───── PROVIDED RECORDS
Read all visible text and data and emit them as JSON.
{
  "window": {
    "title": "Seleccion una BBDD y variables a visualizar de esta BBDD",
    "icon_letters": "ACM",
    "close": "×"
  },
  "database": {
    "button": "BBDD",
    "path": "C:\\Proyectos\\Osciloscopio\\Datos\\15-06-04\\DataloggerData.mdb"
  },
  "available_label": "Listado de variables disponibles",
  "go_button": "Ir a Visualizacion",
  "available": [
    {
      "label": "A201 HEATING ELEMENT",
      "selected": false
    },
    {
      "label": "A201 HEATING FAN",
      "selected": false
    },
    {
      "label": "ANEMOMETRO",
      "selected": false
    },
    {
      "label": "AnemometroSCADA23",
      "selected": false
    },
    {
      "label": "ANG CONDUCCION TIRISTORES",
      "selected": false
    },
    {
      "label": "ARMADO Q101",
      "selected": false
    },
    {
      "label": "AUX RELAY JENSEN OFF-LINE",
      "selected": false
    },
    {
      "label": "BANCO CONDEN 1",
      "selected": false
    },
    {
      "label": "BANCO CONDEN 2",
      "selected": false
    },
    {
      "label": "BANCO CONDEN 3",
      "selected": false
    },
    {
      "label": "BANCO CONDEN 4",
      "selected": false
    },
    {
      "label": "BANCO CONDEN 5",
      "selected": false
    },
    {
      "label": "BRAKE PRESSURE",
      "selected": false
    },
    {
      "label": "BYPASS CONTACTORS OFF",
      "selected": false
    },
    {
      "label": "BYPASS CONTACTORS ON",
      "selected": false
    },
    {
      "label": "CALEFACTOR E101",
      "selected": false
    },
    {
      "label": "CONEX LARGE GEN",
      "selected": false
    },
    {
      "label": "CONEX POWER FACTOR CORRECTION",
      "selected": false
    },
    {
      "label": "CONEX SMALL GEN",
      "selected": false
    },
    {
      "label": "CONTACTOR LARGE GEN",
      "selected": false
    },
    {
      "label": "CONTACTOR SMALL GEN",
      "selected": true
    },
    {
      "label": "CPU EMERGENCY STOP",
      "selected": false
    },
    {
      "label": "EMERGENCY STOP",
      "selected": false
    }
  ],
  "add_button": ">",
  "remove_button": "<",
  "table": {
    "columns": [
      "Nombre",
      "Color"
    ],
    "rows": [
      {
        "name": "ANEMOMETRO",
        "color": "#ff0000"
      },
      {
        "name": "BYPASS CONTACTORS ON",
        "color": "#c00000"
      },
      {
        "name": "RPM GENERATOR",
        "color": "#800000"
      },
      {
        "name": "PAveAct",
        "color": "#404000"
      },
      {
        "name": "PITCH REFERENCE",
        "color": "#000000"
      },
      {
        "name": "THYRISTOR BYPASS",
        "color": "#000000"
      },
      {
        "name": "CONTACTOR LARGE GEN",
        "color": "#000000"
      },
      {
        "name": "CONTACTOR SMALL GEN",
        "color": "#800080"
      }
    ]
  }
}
──────────
## SET PROBLEM
Say how many lines of the data hold the string "BBDD". Reply with the number alone.

## RIGHT ANSWER
2